From the entries below, extract every line that includes the word "name".

____________________

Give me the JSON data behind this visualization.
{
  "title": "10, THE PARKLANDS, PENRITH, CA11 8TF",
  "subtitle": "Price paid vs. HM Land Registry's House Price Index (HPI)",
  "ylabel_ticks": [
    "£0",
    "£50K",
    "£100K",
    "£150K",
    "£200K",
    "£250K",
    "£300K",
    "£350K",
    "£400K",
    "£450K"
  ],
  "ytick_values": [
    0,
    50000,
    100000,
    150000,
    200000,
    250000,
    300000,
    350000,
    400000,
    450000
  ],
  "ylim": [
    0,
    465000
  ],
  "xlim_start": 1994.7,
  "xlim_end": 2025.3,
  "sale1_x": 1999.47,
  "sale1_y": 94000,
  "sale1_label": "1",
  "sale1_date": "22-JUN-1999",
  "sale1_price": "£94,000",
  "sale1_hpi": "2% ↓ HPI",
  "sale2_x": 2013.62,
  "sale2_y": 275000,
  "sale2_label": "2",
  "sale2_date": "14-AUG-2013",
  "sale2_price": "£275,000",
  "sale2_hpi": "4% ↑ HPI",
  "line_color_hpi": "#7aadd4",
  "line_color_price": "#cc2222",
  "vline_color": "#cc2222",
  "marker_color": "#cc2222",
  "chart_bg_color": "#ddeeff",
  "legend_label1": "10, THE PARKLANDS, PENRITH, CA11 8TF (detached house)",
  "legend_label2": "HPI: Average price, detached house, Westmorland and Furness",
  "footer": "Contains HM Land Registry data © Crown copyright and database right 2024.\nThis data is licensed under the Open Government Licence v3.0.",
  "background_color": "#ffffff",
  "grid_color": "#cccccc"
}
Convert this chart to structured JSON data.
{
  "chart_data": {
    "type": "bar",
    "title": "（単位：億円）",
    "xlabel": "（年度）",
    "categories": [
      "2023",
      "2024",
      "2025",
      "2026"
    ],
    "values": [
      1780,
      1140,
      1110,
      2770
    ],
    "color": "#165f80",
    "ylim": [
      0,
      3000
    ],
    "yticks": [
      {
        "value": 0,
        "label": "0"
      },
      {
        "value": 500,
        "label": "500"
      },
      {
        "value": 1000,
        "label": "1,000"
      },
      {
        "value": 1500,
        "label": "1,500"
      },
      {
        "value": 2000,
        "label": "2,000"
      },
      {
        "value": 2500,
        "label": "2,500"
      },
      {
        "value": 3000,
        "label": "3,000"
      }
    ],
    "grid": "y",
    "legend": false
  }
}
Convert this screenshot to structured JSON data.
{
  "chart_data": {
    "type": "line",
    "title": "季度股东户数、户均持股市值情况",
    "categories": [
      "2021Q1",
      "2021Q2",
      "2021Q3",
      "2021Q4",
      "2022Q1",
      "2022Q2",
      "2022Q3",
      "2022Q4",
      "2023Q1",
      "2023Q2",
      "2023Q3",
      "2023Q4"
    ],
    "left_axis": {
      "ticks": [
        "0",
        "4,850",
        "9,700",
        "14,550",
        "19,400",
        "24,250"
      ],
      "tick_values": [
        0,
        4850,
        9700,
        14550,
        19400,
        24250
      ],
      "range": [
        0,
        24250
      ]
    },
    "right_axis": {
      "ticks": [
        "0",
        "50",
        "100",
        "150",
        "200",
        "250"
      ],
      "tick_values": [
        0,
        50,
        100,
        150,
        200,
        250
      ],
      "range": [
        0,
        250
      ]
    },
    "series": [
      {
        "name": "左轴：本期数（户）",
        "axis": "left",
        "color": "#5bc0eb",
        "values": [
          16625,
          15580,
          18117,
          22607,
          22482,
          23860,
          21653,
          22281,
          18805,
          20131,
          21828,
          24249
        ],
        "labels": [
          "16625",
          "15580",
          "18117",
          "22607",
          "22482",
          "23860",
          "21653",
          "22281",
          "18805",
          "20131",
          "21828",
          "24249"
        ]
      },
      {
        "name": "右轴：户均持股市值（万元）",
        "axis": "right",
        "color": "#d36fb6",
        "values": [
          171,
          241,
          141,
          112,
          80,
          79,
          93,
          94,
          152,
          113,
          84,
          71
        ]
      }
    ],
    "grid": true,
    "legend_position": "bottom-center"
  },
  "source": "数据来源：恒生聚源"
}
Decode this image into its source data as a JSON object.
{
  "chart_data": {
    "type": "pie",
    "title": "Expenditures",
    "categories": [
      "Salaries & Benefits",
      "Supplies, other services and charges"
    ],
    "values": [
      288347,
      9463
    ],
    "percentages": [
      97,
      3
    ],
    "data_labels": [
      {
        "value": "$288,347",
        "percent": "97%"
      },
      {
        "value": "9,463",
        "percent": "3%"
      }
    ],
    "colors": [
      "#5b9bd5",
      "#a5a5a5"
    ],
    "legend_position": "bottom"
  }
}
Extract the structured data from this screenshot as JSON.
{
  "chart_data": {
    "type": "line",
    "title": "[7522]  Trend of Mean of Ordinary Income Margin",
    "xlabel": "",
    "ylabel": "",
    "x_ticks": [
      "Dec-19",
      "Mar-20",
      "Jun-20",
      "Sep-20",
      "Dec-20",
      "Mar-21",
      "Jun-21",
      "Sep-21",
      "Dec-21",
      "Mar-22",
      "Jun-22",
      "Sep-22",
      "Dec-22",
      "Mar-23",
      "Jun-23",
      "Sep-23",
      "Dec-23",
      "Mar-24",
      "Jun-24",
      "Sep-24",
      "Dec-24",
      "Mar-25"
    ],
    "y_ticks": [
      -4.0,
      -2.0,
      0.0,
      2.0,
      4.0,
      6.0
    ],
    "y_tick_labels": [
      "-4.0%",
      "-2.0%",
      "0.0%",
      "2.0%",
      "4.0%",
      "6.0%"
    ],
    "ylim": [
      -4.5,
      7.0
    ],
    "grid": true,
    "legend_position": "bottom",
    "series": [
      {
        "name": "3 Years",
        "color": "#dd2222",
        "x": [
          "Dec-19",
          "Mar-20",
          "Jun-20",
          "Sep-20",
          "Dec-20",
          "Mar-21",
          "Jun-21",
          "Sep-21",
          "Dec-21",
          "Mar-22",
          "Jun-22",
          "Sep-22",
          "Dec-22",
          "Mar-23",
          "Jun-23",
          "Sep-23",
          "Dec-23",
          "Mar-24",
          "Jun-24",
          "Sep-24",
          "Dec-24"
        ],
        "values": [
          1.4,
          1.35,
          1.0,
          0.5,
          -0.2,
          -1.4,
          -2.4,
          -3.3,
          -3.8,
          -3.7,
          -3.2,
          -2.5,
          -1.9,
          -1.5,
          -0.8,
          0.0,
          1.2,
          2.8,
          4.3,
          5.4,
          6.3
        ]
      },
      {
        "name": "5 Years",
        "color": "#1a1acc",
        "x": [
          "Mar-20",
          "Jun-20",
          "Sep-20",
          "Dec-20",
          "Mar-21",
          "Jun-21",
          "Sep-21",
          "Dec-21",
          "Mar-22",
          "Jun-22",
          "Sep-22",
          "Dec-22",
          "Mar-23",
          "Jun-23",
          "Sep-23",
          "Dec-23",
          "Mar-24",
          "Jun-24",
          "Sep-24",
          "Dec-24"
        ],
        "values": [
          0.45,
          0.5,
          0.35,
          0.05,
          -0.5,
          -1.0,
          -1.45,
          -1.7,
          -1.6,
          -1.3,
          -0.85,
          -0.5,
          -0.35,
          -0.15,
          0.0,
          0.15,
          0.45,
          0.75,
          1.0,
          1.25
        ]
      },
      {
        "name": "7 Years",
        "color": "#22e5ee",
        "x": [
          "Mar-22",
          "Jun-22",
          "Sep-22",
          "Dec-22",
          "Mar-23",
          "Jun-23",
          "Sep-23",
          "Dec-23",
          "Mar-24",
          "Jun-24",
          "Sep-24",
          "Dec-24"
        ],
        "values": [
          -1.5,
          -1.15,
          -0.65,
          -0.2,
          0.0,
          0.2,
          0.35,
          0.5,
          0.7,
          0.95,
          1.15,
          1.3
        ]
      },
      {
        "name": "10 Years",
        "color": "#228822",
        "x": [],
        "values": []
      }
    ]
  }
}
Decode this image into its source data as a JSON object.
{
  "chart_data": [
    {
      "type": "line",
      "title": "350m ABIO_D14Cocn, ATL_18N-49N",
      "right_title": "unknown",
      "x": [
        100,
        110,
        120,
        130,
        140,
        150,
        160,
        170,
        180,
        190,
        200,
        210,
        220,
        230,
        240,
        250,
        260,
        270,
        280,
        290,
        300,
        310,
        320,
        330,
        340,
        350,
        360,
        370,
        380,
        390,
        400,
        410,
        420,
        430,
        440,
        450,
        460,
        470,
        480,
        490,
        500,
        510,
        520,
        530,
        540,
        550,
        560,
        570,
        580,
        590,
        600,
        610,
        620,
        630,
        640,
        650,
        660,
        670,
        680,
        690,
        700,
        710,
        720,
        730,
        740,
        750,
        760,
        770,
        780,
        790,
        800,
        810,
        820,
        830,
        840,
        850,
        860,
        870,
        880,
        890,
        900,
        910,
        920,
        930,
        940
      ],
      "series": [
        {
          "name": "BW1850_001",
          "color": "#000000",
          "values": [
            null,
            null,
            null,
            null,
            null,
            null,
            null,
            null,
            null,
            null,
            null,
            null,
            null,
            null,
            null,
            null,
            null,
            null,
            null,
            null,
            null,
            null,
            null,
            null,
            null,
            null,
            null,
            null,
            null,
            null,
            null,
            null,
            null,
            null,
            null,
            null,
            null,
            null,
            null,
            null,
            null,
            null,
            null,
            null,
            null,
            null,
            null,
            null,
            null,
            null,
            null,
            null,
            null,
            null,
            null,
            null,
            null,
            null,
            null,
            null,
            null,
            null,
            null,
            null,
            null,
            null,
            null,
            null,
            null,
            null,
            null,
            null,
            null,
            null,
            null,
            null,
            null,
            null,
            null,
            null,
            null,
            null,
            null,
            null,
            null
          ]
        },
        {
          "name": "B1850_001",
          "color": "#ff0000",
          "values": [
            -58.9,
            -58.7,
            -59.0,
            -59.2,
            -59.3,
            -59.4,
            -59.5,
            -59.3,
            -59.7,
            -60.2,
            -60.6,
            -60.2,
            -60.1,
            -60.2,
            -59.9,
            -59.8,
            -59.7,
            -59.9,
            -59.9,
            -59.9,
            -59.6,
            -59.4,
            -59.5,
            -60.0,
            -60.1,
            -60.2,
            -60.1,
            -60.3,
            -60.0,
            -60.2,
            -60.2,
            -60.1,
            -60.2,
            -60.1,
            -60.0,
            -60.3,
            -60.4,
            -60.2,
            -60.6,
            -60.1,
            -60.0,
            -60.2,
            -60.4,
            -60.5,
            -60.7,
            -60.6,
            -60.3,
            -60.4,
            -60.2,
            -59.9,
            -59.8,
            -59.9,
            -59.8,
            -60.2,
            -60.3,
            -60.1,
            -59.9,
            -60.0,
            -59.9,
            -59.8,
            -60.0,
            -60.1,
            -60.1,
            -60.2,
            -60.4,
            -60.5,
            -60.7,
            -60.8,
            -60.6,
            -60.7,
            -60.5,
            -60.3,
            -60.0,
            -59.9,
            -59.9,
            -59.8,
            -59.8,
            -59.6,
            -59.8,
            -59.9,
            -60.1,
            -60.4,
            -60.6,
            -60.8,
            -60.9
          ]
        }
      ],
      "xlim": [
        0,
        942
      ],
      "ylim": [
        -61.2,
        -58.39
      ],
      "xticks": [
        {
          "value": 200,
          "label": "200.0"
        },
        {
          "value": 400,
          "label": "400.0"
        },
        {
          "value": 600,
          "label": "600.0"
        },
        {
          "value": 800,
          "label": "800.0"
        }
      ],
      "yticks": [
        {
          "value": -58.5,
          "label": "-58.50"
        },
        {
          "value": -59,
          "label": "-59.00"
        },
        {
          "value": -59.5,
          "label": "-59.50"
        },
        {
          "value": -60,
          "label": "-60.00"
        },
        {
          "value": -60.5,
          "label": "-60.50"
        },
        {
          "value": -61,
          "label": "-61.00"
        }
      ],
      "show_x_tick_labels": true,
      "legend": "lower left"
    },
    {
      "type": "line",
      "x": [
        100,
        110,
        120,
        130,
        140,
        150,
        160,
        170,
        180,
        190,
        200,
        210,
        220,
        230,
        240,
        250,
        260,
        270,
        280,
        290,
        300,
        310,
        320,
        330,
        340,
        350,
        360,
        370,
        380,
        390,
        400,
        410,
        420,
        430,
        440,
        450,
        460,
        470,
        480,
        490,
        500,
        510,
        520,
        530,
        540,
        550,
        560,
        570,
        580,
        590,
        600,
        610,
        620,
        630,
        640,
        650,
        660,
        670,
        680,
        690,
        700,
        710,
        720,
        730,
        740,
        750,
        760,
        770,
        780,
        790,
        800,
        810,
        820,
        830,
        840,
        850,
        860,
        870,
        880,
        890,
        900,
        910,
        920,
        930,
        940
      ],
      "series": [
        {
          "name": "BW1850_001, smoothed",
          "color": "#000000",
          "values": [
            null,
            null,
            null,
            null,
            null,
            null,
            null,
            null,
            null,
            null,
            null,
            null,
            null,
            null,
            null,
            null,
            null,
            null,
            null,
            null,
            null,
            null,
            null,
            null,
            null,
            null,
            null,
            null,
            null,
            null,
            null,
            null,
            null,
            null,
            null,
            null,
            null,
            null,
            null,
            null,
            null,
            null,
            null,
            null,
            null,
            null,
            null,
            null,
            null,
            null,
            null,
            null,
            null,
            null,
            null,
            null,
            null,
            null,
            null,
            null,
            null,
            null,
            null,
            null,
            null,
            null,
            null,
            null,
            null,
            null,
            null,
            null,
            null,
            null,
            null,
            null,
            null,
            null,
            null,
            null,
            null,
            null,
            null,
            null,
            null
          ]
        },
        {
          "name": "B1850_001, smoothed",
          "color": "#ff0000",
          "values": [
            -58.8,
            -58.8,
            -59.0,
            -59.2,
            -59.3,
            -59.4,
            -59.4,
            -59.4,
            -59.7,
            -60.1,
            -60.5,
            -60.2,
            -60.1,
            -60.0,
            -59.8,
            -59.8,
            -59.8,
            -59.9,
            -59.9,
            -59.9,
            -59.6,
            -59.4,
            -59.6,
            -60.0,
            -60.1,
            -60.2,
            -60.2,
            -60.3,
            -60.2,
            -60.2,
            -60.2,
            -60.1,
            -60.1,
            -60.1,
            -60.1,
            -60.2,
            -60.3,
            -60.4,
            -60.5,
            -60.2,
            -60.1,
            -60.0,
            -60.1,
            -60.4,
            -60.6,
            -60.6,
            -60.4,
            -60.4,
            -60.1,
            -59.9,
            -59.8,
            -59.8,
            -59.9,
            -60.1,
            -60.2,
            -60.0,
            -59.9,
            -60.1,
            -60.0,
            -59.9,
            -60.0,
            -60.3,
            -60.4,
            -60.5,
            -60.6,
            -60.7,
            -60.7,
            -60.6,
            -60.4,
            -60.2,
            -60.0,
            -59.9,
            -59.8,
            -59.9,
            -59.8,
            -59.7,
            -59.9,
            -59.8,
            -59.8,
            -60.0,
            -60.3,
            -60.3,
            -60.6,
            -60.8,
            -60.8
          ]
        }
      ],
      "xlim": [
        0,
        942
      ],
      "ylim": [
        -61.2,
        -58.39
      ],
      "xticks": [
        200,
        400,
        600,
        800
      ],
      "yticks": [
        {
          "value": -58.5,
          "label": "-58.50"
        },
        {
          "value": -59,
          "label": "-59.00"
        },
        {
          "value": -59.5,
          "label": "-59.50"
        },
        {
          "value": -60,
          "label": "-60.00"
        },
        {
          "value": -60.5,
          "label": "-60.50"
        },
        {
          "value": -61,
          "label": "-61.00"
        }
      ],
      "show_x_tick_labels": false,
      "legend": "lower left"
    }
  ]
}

____________________

Answer in full »
        "name": "左轴：本期数（户）",
        "name": "右轴：户均持股市值（万元）",
        "name": "3 Years",
        "name": "5 Years",
        "name": "7 Years",
        "name": "10 Years",
          "name": "BW1850_001",
          "name": "B1850_001",
          "name": "BW1850_001, smoothed",
          "name": "B1850_001, smoothed",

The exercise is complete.